Copy each line holding the string "Total".

• _Records provided_
######

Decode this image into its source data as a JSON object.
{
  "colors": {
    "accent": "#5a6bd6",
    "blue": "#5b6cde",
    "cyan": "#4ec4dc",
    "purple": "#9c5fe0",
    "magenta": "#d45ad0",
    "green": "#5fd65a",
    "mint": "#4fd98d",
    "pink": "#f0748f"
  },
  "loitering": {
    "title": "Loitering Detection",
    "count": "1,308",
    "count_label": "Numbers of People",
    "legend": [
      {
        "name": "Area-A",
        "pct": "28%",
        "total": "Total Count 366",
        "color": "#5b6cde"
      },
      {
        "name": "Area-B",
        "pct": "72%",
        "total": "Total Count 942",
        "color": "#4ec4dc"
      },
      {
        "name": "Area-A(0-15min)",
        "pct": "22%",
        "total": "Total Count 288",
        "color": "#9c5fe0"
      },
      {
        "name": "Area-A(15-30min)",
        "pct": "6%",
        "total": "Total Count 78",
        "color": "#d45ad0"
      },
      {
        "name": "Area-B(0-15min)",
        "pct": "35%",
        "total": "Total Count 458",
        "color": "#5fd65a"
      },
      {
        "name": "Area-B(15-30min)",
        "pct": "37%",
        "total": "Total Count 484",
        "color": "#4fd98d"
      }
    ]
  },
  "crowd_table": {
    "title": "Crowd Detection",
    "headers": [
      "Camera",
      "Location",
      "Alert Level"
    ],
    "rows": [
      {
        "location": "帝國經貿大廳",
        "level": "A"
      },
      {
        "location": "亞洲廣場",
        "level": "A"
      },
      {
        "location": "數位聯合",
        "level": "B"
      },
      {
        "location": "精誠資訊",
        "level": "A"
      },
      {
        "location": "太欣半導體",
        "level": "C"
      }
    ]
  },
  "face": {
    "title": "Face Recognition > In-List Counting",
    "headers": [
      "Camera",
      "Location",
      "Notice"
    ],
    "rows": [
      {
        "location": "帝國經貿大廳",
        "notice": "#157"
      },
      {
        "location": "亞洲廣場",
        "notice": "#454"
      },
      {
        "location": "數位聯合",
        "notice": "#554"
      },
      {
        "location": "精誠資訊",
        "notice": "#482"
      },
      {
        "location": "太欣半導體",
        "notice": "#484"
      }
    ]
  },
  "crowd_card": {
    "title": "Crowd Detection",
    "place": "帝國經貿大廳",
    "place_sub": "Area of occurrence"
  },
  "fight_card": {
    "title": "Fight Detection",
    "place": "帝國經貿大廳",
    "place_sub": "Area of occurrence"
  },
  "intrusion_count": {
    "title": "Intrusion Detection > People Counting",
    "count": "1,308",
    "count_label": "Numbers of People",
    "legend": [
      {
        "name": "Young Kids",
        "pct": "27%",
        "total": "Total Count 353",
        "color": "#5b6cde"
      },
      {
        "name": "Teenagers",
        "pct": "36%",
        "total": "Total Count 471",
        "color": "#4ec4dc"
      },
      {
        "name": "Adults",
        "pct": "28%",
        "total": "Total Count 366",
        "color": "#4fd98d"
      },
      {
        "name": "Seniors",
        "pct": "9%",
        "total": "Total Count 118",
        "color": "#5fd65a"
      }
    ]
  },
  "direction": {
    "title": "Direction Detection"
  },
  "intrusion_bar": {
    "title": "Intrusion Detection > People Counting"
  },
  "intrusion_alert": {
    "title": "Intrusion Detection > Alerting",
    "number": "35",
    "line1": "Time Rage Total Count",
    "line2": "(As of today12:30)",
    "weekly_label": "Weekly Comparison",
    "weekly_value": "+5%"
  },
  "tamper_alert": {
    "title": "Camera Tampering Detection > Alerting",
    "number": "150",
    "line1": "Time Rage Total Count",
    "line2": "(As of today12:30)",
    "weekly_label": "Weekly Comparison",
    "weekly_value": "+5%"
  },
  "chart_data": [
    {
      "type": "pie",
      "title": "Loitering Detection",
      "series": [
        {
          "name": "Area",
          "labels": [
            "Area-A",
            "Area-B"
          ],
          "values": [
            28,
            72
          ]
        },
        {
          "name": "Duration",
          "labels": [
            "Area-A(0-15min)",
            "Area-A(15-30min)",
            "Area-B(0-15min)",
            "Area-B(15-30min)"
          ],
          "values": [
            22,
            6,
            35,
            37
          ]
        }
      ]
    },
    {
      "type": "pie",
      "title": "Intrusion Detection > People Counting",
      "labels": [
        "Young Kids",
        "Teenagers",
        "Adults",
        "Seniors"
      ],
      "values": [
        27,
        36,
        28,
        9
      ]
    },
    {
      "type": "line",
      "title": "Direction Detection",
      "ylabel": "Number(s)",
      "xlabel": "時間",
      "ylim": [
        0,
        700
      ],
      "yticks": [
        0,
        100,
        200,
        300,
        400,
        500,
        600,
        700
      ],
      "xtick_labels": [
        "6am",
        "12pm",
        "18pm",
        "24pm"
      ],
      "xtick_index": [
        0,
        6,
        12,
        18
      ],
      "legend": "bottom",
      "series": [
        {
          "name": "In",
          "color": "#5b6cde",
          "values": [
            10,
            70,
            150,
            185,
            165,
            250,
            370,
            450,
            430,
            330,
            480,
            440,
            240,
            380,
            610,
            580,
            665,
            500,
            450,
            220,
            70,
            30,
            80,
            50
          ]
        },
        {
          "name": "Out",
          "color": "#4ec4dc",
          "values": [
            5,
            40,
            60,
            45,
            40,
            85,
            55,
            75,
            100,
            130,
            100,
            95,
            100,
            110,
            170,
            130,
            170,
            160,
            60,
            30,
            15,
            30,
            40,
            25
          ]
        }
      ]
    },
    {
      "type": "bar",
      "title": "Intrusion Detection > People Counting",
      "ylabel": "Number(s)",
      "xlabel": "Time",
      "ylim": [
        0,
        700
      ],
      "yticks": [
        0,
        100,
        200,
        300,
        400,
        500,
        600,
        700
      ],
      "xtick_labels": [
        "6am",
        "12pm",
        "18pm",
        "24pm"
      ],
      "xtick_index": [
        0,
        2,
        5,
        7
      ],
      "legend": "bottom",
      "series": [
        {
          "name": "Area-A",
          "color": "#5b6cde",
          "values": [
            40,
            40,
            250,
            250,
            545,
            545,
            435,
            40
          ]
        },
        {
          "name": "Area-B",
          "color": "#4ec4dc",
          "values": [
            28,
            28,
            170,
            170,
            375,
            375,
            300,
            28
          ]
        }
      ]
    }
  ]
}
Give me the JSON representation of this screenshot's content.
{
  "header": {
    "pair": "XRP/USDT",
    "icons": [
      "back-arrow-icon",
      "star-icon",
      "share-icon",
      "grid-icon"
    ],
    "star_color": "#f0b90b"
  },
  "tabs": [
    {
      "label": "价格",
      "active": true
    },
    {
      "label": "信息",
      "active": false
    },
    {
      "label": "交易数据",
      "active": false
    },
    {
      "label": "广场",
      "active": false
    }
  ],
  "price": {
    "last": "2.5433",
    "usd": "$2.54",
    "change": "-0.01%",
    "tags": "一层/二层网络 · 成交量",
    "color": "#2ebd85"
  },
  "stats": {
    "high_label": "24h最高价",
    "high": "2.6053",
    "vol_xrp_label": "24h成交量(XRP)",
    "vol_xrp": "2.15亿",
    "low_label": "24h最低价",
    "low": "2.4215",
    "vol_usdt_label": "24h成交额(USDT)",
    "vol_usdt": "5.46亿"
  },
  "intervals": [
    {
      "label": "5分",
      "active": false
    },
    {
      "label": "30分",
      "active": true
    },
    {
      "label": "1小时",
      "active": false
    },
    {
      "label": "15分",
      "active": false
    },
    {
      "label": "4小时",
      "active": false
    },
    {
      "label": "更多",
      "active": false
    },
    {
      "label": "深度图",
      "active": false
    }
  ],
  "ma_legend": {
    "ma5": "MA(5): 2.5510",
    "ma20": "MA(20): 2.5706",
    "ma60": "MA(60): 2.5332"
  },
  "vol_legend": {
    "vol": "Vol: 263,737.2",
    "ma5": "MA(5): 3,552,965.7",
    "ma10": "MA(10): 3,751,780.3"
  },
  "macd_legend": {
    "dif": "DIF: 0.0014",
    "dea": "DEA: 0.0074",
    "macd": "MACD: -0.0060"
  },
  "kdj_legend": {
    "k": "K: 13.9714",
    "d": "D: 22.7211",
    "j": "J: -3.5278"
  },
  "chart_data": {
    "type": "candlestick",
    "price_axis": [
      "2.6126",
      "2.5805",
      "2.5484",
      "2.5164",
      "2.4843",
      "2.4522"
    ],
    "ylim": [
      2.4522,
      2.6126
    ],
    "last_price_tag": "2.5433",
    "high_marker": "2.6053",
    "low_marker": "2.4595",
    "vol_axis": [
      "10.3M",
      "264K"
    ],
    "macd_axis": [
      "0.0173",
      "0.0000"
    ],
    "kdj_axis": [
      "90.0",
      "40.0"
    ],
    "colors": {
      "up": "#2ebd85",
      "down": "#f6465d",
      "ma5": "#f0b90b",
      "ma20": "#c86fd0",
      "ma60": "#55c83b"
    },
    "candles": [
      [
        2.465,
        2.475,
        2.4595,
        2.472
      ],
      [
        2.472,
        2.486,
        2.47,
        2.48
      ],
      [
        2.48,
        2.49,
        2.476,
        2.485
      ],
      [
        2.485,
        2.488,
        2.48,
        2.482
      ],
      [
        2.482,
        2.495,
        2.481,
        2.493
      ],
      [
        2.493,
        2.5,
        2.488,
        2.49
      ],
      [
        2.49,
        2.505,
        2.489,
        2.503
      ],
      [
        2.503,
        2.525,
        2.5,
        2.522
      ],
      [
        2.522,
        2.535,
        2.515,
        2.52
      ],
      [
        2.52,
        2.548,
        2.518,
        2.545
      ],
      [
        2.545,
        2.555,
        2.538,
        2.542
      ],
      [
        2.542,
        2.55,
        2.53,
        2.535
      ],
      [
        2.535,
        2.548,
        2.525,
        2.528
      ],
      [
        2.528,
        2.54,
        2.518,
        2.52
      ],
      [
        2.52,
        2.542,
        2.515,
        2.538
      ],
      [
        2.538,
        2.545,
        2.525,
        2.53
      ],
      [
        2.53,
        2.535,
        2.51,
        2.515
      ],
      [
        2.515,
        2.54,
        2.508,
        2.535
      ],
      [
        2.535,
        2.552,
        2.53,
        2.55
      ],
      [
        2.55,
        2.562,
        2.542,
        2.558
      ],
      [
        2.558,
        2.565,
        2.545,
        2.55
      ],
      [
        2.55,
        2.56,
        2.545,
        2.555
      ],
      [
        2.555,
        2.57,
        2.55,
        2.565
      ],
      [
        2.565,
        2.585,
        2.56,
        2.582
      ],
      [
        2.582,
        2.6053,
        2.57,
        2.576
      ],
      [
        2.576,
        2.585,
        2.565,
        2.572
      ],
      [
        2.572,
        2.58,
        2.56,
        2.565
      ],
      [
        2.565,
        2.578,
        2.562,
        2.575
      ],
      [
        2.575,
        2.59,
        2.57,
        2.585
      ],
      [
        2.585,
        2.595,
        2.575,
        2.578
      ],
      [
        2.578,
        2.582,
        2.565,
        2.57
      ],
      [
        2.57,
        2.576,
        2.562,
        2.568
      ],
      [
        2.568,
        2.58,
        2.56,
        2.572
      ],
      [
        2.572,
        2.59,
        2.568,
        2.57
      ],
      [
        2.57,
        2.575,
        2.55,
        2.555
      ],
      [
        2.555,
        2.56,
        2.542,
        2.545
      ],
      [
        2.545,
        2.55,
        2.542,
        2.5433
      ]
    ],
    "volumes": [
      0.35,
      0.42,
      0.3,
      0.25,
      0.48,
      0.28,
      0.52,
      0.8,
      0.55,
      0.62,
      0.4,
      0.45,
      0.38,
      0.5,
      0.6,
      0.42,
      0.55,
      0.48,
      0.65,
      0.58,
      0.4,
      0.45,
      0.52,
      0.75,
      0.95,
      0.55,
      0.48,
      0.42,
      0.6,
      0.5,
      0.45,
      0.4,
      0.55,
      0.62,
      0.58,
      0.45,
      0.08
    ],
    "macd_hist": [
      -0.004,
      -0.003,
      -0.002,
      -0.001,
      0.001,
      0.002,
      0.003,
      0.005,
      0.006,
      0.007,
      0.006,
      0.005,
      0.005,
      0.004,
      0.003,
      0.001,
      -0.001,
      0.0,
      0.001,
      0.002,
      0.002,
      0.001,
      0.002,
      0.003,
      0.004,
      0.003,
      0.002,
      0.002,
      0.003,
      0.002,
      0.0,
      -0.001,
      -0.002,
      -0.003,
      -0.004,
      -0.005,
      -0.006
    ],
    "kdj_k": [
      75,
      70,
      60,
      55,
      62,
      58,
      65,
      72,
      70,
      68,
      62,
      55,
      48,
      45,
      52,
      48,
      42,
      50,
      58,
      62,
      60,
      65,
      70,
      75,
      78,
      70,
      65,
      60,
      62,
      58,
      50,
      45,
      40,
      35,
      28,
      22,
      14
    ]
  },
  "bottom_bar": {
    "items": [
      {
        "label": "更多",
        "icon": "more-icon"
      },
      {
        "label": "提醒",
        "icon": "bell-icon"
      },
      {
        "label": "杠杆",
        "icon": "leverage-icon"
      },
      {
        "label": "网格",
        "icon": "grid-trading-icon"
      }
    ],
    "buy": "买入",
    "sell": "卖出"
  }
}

######

• _Written response_
        "total": "Total Count 366",
        "total": "Total Count 942",
        "total": "Total Count 288",
        "total": "Total Count 78",
        "total": "Total Count 458",
        "total": "Total Count 484",
        "total": "Total Count 353",
        "total": "Total Count 471",
        "total": "Total Count 366",
        "total": "Total Count 118",
    "line1": "Time Rage Total Count",
    "line1": "Time Rage Total Count",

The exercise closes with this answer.